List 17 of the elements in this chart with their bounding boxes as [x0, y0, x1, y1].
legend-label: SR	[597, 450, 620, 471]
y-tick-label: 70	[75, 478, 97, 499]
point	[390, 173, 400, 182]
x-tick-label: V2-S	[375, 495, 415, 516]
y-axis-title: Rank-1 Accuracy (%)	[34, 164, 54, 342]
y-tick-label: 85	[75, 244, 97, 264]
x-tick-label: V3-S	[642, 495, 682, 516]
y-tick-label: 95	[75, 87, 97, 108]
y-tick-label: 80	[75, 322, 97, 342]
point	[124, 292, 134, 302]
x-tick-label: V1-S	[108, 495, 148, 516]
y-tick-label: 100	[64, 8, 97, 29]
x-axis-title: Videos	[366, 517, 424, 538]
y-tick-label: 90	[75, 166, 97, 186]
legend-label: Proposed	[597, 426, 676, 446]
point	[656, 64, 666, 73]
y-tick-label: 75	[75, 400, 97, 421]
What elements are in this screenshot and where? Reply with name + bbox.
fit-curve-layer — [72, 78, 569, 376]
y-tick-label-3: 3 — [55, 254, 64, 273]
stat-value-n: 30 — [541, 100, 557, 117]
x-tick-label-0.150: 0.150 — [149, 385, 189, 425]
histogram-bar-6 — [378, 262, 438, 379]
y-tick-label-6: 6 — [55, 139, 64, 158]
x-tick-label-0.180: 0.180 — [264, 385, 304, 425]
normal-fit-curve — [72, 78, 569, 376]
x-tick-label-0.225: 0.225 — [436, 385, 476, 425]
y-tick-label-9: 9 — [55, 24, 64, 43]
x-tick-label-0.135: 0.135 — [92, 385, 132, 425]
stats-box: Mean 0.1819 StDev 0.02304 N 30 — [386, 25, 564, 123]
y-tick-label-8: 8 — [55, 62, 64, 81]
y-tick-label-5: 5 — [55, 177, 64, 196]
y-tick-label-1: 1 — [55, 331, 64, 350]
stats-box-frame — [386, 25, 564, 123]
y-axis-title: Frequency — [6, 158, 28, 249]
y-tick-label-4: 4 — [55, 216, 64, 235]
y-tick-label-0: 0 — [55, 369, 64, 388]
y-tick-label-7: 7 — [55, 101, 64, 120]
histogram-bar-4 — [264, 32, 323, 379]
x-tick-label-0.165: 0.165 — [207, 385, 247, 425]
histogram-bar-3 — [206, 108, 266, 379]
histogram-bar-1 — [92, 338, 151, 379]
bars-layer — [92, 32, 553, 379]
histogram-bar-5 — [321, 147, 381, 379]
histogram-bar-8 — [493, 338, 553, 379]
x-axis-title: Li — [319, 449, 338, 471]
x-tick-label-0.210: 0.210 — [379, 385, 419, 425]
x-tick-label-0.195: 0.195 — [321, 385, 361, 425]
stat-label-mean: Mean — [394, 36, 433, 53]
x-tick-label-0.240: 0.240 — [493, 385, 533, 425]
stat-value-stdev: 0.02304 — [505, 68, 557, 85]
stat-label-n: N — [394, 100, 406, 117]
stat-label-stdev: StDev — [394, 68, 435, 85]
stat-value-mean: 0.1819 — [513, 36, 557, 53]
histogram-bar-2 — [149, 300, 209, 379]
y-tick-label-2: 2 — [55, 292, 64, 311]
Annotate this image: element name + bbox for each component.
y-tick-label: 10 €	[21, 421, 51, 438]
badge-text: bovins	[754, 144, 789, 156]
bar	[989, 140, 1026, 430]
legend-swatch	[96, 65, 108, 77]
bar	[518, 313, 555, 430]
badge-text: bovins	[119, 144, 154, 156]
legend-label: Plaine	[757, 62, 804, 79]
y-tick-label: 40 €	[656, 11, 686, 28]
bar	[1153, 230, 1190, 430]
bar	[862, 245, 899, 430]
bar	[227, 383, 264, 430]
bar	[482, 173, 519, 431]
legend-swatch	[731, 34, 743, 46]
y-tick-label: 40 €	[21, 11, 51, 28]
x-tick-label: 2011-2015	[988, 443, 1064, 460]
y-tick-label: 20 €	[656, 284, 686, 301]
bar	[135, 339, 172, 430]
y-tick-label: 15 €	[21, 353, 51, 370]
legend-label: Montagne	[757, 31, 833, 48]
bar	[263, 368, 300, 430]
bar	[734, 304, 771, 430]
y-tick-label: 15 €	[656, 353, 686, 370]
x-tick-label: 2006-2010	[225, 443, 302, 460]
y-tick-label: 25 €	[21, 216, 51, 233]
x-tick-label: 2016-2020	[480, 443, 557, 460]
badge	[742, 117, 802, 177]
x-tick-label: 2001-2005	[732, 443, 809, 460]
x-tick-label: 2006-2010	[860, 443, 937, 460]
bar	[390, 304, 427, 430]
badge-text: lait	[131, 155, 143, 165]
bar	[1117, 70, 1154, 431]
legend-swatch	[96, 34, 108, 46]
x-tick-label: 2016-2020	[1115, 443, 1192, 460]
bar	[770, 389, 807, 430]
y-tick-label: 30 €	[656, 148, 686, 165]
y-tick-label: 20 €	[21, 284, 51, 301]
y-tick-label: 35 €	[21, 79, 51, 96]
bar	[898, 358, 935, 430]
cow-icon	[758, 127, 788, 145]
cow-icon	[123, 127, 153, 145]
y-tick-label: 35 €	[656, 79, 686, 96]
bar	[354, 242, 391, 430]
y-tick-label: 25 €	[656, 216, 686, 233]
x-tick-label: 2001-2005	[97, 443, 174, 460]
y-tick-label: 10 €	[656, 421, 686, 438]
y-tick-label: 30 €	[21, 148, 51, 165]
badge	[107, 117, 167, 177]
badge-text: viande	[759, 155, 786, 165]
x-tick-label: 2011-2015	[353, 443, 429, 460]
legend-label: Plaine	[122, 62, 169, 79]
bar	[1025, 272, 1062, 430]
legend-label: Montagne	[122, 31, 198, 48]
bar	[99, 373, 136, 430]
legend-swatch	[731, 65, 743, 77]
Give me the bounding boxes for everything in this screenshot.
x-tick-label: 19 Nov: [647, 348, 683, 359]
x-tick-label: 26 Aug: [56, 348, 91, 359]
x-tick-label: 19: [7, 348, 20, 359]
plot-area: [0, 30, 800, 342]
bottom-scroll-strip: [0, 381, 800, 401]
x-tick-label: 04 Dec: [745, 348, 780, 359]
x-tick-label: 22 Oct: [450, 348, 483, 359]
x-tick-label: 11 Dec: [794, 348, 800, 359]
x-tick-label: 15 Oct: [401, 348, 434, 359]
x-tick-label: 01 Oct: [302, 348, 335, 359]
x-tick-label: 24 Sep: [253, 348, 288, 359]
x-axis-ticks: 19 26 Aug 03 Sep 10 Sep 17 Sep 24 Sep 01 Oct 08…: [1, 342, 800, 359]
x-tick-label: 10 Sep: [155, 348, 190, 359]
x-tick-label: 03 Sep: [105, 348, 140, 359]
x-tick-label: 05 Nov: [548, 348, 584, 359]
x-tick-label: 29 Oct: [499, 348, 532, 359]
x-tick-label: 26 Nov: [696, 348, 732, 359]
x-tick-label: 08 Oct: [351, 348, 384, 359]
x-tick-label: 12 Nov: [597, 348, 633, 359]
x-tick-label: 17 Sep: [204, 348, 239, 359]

### WRITTEN TASK
Copy all of the data above line for line, with no changes.

### SOLUTION TO THIS PROBLEM
List 17 of the elements in this chart with their bounding boxes as [x0, y0, x1, y1].
legend-label: SR	[597, 450, 620, 471]
y-tick-label: 70	[75, 478, 97, 499]
point	[390, 173, 400, 182]
x-tick-label: V2-S	[375, 495, 415, 516]
y-axis-title: Rank-1 Accuracy (%)	[34, 164, 54, 342]
y-tick-label: 85	[75, 244, 97, 264]
x-tick-label: V3-S	[642, 495, 682, 516]
y-tick-label: 95	[75, 87, 97, 108]
y-tick-label: 80	[75, 322, 97, 342]
point	[124, 292, 134, 302]
x-tick-label: V1-S	[108, 495, 148, 516]
y-tick-label: 100	[64, 8, 97, 29]
x-axis-title: Videos	[366, 517, 424, 538]
y-tick-label: 90	[75, 166, 97, 186]
legend-label: Proposed	[597, 426, 676, 446]
point	[656, 64, 666, 73]
y-tick-label: 75	[75, 400, 97, 421]
What elements are in this screenshot and where? Reply with name + bbox.
fit-curve-layer — [72, 78, 569, 376]
y-tick-label-3: 3 — [55, 254, 64, 273]
stat-value-n: 30 — [541, 100, 557, 117]
x-tick-label-0.150: 0.150 — [149, 385, 189, 425]
histogram-bar-6 — [378, 262, 438, 379]
y-tick-label-6: 6 — [55, 139, 64, 158]
x-tick-label-0.180: 0.180 — [264, 385, 304, 425]
normal-fit-curve — [72, 78, 569, 376]
x-tick-label-0.225: 0.225 — [436, 385, 476, 425]
y-tick-label-9: 9 — [55, 24, 64, 43]
x-tick-label-0.135: 0.135 — [92, 385, 132, 425]
stats-box: Mean 0.1819 StDev 0.02304 N 30 — [386, 25, 564, 123]
y-tick-label-8: 8 — [55, 62, 64, 81]
y-tick-label-5: 5 — [55, 177, 64, 196]
y-tick-label-1: 1 — [55, 331, 64, 350]
stats-box-frame — [386, 25, 564, 123]
y-axis-title: Frequency — [6, 158, 28, 249]
y-tick-label-4: 4 — [55, 216, 64, 235]
y-tick-label-0: 0 — [55, 369, 64, 388]
y-tick-label-7: 7 — [55, 101, 64, 120]
histogram-bar-4 — [264, 32, 323, 379]
x-tick-label-0.165: 0.165 — [207, 385, 247, 425]
histogram-bar-3 — [206, 108, 266, 379]
histogram-bar-1 — [92, 338, 151, 379]
bars-layer — [92, 32, 553, 379]
histogram-bar-5 — [321, 147, 381, 379]
histogram-bar-8 — [493, 338, 553, 379]
x-axis-title: Li — [319, 449, 338, 471]
x-tick-label-0.210: 0.210 — [379, 385, 419, 425]
x-tick-label-0.195: 0.195 — [321, 385, 361, 425]
stat-label-mean: Mean — [394, 36, 433, 53]
x-tick-label-0.240: 0.240 — [493, 385, 533, 425]
stat-value-stdev: 0.02304 — [505, 68, 557, 85]
stat-label-n: N — [394, 100, 406, 117]
stat-label-stdev: StDev — [394, 68, 435, 85]
stat-value-mean: 0.1819 — [513, 36, 557, 53]
histogram-bar-2 — [149, 300, 209, 379]
y-tick-label-2: 2 — [55, 292, 64, 311]
Annotate this image: element name + bbox for each component.
y-tick-label: 10 €	[21, 421, 51, 438]
badge-text: bovins	[754, 144, 789, 156]
bar	[989, 140, 1026, 430]
legend-swatch	[96, 65, 108, 77]
bar	[518, 313, 555, 430]
badge-text: bovins	[119, 144, 154, 156]
legend-label: Plaine	[757, 62, 804, 79]
y-tick-label: 40 €	[656, 11, 686, 28]
bar	[1153, 230, 1190, 430]
bar	[862, 245, 899, 430]
bar	[227, 383, 264, 430]
bar	[482, 173, 519, 431]
legend-swatch	[731, 34, 743, 46]
y-tick-label: 40 €	[21, 11, 51, 28]
x-tick-label: 2011-2015	[988, 443, 1064, 460]
y-tick-label: 20 €	[656, 284, 686, 301]
bar	[135, 339, 172, 430]
y-tick-label: 15 €	[21, 353, 51, 370]
legend-label: Montagne	[757, 31, 833, 48]
bar	[263, 368, 300, 430]
bar	[734, 304, 771, 430]
y-tick-label: 15 €	[656, 353, 686, 370]
x-tick-label: 2006-2010	[225, 443, 302, 460]
y-tick-label: 25 €	[21, 216, 51, 233]
x-tick-label: 2016-2020	[480, 443, 557, 460]
badge	[742, 117, 802, 177]
x-tick-label: 2001-2005	[732, 443, 809, 460]
x-tick-label: 2006-2010	[860, 443, 937, 460]
bar	[390, 304, 427, 430]
badge-text: lait	[131, 155, 143, 165]
bar	[1117, 70, 1154, 431]
legend-swatch	[96, 34, 108, 46]
x-tick-label: 2016-2020	[1115, 443, 1192, 460]
bar	[770, 389, 807, 430]
y-tick-label: 30 €	[656, 148, 686, 165]
y-tick-label: 20 €	[21, 284, 51, 301]
y-tick-label: 35 €	[21, 79, 51, 96]
bar	[898, 358, 935, 430]
cow-icon	[758, 127, 788, 145]
cow-icon	[123, 127, 153, 145]
y-tick-label: 35 €	[656, 79, 686, 96]
bar	[354, 242, 391, 430]
y-tick-label: 25 €	[656, 216, 686, 233]
x-tick-label: 2001-2005	[97, 443, 174, 460]
y-tick-label: 10 €	[656, 421, 686, 438]
y-tick-label: 30 €	[21, 148, 51, 165]
badge	[107, 117, 167, 177]
badge-text: viande	[759, 155, 786, 165]
x-tick-label: 2011-2015	[353, 443, 429, 460]
legend-label: Plaine	[122, 62, 169, 79]
bar	[1025, 272, 1062, 430]
legend-label: Montagne	[122, 31, 198, 48]
bar	[99, 373, 136, 430]
legend-swatch	[731, 65, 743, 77]
Give me the bounding boxes for everything in this screenshot.
x-tick-label: 19 Nov: [647, 348, 683, 359]
x-tick-label: 26 Aug: [56, 348, 91, 359]
x-tick-label: 19: [7, 348, 20, 359]
plot-area: [0, 30, 800, 342]
bottom-scroll-strip: [0, 381, 800, 401]
x-tick-label: 04 Dec: [745, 348, 780, 359]
x-tick-label: 22 Oct: [450, 348, 483, 359]
x-tick-label: 11 Dec: [794, 348, 800, 359]
x-tick-label: 15 Oct: [401, 348, 434, 359]
x-tick-label: 01 Oct: [302, 348, 335, 359]
x-tick-label: 24 Sep: [253, 348, 288, 359]
x-axis-ticks: 19 26 Aug 03 Sep 10 Sep 17 Sep 24 Sep 01 Oct 08…: [1, 342, 800, 359]
x-tick-label: 10 Sep: [155, 348, 190, 359]
x-tick-label: 03 Sep: [105, 348, 140, 359]
x-tick-label: 05 Nov: [548, 348, 584, 359]
x-tick-label: 29 Oct: [499, 348, 532, 359]
x-tick-label: 26 Nov: [696, 348, 732, 359]
x-tick-label: 08 Oct: [351, 348, 384, 359]
x-tick-label: 12 Nov: [597, 348, 633, 359]
x-tick-label: 17 Sep: [204, 348, 239, 359]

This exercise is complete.